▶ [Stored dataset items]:
Start

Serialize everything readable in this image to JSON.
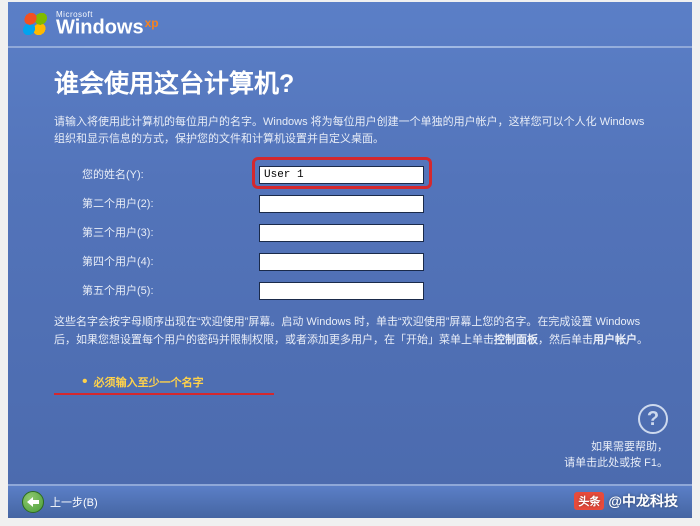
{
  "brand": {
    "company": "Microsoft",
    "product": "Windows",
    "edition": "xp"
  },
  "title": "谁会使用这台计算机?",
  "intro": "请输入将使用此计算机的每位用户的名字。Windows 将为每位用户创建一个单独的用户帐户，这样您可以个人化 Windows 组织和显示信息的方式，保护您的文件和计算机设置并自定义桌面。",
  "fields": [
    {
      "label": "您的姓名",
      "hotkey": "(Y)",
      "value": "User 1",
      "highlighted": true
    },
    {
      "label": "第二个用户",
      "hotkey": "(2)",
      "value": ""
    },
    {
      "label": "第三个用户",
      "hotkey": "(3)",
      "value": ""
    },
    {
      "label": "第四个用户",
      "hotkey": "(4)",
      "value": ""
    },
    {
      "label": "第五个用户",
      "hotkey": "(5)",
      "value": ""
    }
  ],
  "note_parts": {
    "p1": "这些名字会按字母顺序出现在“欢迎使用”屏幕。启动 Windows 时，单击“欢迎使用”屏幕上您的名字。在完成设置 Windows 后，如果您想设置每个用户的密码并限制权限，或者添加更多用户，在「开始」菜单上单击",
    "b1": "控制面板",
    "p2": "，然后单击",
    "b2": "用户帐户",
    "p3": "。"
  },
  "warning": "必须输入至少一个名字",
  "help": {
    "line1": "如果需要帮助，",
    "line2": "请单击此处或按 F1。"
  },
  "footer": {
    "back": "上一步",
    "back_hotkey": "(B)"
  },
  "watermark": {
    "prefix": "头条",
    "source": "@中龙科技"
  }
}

End
Start

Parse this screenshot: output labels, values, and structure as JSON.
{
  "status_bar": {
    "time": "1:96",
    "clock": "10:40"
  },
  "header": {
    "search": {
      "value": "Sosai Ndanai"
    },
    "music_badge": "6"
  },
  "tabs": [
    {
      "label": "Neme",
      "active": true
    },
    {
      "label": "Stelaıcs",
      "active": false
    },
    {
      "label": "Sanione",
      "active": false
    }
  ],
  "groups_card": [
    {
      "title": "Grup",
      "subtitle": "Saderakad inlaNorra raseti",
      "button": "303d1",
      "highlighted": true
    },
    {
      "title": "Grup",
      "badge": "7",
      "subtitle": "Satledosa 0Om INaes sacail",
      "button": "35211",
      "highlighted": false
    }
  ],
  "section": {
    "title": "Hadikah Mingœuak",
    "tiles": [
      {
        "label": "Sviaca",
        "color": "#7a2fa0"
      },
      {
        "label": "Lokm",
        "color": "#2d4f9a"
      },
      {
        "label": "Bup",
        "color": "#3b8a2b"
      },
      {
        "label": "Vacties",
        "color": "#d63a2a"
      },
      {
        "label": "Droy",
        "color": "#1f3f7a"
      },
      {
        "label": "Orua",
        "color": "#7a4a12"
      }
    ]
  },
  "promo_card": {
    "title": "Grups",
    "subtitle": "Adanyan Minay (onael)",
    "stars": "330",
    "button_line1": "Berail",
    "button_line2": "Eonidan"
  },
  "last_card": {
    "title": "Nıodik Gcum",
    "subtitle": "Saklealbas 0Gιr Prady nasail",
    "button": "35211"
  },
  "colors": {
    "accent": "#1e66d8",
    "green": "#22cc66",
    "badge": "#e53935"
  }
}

End

▶ [Exercise requirements]:
Please list every line of the records that contains "this".

▶ [Worked answer]:
Serialize everything readable in this image to JSON.
Parse this screenshot: output labels, values, and structure as JSON.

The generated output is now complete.